### STATED TASK:
In the material below, the lines containing the word "title" are required; copy each of them.

[Begin DATASET ROWS]

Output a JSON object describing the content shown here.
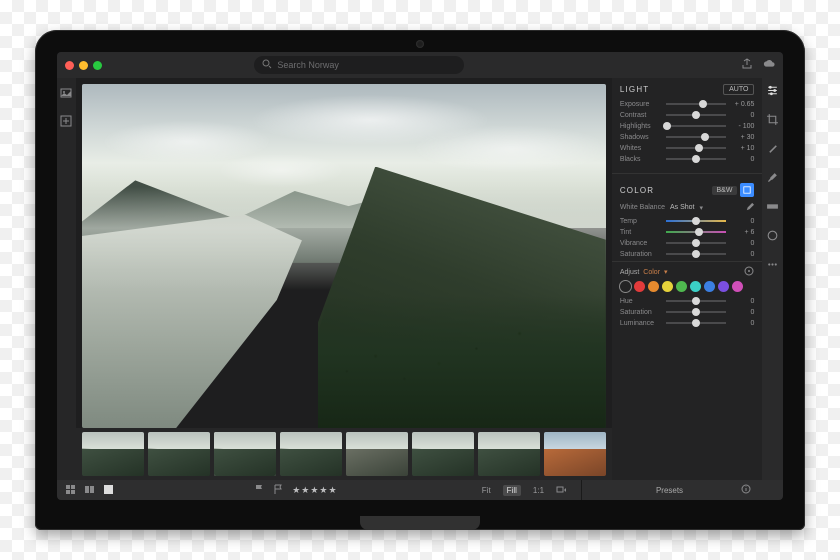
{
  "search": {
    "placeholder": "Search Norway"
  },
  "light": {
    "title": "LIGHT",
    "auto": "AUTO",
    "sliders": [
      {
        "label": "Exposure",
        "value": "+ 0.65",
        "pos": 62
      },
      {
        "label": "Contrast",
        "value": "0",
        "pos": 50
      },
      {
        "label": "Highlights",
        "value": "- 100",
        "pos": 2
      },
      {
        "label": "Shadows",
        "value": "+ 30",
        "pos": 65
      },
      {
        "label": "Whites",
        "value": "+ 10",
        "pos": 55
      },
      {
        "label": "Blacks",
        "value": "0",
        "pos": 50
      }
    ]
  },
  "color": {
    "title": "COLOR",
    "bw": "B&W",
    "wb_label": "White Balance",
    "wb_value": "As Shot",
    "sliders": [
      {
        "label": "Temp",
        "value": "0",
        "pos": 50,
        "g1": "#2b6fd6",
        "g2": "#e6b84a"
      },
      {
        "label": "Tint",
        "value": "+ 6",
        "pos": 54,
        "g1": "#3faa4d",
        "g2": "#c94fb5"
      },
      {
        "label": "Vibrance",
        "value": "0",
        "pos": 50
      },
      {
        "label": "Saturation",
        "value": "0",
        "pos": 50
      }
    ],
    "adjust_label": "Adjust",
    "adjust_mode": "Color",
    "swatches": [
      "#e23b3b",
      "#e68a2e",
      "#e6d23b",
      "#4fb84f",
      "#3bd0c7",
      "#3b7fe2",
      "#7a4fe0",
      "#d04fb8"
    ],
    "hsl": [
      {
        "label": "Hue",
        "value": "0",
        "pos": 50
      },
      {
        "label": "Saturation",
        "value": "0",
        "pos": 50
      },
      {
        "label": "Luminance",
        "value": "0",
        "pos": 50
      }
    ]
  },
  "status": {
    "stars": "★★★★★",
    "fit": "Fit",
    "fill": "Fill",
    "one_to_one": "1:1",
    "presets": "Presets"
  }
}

[End DATASET ROWS]
[Begin DATASET ROWS]

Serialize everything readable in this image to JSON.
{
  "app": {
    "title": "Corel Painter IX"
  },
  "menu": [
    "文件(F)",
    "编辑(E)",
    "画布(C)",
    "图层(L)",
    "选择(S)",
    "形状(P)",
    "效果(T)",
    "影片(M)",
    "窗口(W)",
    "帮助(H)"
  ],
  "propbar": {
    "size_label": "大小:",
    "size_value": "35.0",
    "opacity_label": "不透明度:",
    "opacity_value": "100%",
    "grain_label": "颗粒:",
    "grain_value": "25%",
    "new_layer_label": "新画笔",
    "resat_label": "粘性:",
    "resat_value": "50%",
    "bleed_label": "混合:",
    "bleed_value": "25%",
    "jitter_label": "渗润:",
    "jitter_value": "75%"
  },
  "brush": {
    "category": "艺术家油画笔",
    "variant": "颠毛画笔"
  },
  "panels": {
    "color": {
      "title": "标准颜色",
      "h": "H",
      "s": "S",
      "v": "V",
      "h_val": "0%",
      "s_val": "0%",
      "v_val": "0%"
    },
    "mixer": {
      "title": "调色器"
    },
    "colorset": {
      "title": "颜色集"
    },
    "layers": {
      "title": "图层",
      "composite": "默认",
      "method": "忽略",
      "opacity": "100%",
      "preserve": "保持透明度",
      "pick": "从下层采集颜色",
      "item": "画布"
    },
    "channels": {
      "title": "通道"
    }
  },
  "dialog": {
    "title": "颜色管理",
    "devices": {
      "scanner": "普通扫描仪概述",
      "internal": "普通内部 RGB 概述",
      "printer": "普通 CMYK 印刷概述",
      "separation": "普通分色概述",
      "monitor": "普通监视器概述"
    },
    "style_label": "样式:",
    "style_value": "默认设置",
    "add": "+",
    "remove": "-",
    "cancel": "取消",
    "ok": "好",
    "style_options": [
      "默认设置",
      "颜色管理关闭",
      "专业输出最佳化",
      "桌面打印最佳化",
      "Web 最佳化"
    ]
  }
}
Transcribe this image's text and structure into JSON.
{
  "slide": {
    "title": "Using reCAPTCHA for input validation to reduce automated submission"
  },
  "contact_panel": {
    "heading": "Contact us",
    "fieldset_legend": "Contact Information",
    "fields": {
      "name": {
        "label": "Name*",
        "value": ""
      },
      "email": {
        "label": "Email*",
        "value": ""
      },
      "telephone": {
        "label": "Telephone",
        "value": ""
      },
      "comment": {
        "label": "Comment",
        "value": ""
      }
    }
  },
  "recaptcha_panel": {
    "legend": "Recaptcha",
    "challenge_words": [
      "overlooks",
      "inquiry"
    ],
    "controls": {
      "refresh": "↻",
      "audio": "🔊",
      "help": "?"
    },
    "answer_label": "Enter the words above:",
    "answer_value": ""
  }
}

[End DATASET ROWS]

### TASK SOLUTION:
    "title": "LIGHT",
    "title": "COLOR",
    "title": "Corel Painter IX"
      "title": "标准颜色",
      "title": "调色器"
      "title": "颜色集"
      "title": "图层",
      "title": "通道"
    "title": "颜色管理",
    "title": "Using reCAPTCHA for input validation to reduce automated submission"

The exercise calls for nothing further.